WHAT YOU WILL DO: Each line of the material below that holds the word "siRNA" needs to be copied.

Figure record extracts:
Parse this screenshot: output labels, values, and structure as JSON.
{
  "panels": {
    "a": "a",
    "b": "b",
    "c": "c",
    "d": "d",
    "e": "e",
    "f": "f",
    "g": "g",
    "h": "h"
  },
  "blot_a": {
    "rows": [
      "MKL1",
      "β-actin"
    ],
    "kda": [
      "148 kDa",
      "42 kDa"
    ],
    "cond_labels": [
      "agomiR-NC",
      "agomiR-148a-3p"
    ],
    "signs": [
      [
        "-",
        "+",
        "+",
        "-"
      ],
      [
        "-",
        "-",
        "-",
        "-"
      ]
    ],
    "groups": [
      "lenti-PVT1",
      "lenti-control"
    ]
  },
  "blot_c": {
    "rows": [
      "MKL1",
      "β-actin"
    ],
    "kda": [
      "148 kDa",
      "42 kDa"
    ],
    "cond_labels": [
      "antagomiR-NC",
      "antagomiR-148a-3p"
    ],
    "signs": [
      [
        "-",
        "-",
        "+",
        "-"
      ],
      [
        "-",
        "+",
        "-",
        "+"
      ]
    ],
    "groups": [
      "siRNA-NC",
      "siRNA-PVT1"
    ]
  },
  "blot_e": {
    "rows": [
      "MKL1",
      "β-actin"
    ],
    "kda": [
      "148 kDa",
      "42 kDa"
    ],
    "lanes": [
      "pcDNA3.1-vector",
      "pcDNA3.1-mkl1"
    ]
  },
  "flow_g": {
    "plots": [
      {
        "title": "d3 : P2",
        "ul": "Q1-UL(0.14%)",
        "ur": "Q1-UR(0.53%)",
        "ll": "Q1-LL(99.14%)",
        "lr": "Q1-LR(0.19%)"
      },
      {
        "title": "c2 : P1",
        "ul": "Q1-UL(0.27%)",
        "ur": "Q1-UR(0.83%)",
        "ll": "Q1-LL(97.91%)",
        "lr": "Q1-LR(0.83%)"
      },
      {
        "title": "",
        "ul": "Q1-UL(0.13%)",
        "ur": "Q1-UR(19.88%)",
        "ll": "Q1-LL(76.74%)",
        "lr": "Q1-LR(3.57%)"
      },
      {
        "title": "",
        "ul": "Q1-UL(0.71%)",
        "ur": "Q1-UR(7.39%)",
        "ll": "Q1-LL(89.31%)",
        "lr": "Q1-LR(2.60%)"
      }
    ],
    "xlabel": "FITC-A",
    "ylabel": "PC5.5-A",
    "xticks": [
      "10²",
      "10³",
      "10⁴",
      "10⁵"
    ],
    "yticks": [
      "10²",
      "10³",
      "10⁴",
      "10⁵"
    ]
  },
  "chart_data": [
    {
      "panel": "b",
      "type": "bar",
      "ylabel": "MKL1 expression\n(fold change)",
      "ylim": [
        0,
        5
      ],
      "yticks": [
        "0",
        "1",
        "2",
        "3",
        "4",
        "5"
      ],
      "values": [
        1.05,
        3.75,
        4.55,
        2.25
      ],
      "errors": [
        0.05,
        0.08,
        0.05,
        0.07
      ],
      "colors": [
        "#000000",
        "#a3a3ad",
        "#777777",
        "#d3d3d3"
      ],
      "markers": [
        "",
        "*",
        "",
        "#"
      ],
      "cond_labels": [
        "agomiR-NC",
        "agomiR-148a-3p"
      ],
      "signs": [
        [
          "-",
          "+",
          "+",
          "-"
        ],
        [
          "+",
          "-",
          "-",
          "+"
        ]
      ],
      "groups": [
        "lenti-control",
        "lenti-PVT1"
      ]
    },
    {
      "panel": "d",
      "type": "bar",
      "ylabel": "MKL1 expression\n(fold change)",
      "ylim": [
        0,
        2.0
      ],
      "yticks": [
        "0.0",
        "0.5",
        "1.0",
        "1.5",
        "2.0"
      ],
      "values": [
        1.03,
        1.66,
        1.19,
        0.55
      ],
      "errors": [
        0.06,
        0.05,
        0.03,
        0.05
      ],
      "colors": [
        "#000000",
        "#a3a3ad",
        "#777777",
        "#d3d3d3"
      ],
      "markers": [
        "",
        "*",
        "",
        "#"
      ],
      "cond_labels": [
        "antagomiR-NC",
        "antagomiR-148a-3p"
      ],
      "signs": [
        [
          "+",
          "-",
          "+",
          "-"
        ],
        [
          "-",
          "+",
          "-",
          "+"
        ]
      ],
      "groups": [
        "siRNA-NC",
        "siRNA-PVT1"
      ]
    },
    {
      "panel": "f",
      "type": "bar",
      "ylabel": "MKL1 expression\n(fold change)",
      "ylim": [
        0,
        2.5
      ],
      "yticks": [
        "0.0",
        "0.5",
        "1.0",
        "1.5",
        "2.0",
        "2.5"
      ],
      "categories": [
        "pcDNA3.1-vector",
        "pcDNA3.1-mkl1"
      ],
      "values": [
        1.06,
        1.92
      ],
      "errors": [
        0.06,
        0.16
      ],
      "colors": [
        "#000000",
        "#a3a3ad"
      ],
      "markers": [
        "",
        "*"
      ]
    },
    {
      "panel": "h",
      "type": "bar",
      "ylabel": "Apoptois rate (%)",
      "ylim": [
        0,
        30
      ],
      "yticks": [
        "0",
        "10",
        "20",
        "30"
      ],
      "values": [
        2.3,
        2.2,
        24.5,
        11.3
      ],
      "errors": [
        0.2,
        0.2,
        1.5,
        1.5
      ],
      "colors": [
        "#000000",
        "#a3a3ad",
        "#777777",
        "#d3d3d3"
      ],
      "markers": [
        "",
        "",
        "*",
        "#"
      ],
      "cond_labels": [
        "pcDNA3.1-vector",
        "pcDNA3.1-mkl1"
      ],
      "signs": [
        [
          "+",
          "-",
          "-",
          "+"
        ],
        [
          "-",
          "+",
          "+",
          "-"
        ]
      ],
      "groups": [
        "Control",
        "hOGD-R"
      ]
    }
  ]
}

TASK RESULT:
      "siRNA-NC",
      "siRNA-PVT1"
        "siRNA-NC",
        "siRNA-PVT1"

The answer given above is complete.